(AIM OF THE TASK):
Collect all lines below with the string "JSON".

Saved entries
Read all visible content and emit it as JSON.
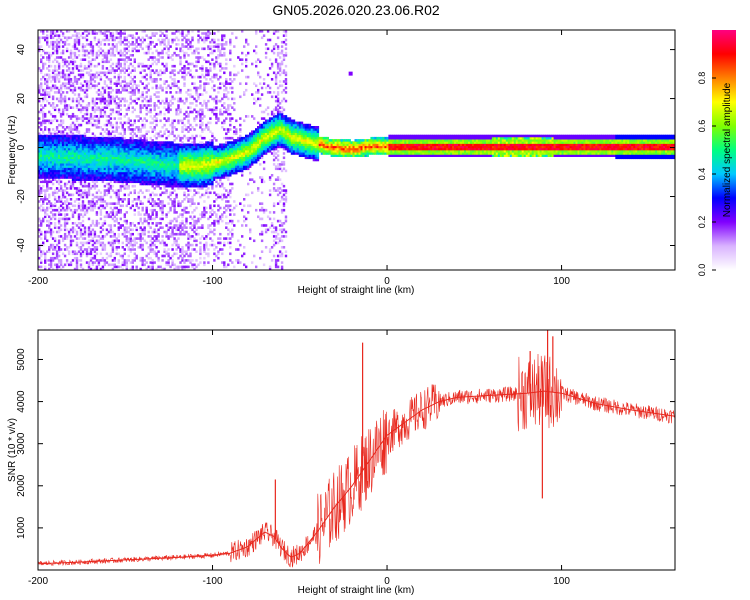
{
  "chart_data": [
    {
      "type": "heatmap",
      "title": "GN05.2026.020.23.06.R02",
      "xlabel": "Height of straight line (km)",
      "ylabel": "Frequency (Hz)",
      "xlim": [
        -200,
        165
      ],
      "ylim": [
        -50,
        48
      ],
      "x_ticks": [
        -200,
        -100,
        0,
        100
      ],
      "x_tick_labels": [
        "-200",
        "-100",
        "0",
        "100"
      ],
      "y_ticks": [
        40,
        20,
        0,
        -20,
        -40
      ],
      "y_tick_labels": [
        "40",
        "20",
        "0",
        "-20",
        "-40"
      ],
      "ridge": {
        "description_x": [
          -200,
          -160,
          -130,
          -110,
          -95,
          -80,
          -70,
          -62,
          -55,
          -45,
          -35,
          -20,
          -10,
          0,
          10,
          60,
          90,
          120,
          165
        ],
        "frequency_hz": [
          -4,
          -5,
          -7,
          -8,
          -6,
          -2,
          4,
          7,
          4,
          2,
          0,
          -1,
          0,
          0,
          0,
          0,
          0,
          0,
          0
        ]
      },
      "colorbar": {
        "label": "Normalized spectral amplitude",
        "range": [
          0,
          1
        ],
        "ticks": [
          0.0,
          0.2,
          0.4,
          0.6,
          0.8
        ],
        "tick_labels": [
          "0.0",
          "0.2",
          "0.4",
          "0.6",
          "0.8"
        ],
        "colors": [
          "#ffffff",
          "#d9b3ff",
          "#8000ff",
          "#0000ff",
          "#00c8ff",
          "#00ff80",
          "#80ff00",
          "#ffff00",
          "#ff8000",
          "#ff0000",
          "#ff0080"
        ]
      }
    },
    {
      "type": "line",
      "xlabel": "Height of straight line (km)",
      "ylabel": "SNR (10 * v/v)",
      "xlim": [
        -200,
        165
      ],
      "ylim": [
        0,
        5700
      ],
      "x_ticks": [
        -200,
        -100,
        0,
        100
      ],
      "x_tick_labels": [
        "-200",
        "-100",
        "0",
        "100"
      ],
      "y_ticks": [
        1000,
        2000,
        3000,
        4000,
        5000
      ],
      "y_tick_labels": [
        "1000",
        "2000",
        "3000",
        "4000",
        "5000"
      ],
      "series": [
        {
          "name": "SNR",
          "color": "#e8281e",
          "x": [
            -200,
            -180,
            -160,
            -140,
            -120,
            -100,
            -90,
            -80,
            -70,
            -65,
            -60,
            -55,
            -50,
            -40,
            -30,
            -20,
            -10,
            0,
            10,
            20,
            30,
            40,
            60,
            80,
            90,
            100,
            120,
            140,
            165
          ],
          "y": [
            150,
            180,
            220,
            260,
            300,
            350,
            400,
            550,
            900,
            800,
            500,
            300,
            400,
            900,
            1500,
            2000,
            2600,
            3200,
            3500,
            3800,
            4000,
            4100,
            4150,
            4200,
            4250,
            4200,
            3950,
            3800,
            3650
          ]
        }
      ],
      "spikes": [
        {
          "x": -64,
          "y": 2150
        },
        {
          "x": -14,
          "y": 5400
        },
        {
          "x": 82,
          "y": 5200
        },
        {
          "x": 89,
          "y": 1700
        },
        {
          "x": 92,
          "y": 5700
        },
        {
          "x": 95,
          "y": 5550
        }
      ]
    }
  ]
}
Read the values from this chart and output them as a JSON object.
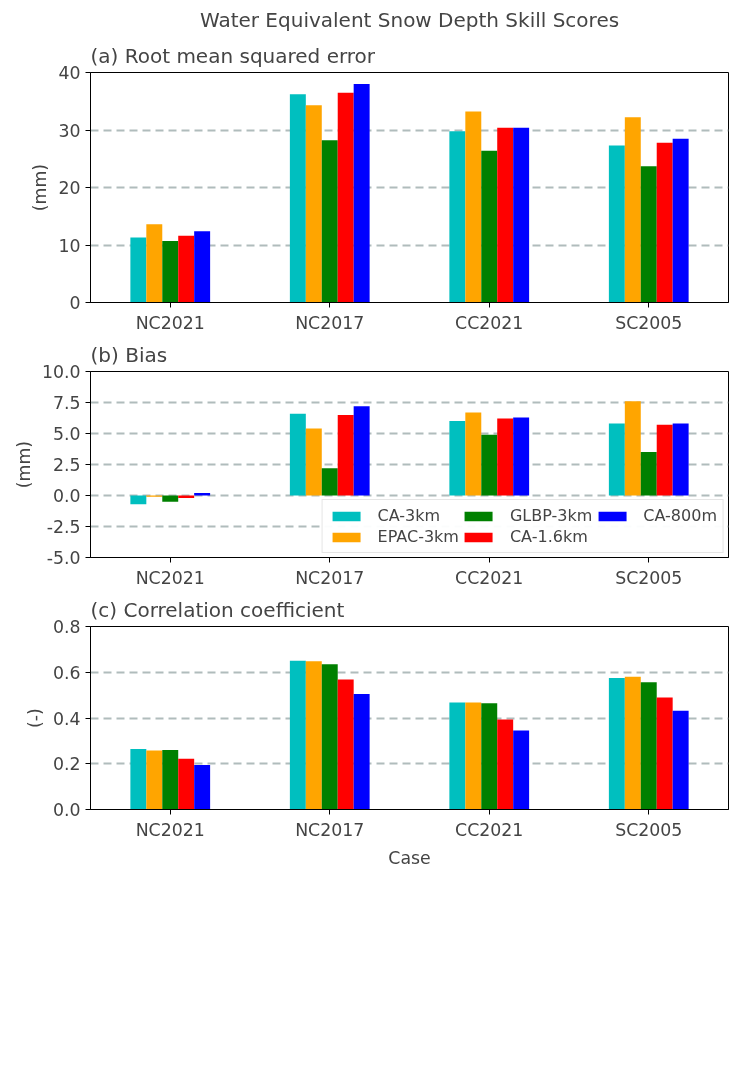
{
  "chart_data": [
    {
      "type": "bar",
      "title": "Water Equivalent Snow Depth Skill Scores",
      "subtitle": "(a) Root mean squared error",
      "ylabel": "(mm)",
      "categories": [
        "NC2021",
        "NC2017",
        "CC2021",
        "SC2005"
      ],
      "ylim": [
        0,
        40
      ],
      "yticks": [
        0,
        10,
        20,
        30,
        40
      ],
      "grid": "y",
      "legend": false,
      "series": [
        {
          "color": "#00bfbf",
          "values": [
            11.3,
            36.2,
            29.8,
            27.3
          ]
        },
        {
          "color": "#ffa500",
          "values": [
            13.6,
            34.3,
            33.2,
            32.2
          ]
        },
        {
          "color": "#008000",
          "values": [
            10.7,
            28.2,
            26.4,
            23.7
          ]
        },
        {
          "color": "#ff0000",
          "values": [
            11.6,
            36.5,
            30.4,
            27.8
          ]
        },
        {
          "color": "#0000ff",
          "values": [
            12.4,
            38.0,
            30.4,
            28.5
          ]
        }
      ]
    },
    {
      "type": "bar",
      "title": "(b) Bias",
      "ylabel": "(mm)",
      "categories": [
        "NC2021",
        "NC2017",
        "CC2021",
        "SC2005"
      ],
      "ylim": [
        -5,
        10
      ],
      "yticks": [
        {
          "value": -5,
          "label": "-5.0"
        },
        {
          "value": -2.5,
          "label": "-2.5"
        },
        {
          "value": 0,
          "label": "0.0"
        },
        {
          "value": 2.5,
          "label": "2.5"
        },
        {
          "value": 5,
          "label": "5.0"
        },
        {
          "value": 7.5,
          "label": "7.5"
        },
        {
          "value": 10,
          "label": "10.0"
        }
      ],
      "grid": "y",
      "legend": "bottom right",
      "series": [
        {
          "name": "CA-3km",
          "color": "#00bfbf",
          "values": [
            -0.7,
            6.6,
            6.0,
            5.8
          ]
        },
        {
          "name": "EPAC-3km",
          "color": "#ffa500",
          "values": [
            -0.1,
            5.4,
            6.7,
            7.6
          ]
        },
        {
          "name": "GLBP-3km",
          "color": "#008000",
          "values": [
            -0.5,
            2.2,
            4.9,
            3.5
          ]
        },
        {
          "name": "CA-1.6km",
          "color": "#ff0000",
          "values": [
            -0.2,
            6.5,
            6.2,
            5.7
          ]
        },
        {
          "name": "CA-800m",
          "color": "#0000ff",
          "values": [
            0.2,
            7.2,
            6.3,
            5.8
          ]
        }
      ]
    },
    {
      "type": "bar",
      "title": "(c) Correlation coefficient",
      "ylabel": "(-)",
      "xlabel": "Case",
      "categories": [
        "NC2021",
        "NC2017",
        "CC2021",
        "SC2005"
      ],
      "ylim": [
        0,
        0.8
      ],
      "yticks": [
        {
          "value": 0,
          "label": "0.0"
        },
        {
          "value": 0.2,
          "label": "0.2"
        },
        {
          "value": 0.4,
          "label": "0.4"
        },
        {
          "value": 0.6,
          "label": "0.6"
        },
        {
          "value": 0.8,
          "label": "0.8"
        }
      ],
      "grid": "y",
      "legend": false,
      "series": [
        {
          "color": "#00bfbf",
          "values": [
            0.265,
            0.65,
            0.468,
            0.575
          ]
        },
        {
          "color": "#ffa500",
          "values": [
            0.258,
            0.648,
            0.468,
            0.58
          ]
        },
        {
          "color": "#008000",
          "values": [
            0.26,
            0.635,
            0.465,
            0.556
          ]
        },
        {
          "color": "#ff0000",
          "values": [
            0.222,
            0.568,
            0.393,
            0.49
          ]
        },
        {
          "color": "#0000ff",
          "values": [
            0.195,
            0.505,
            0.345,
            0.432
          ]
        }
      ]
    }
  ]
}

(FULL SOLUTION):
Read all visible content and emit it as JSON.
Read the values from this chart and output them as a JSON object.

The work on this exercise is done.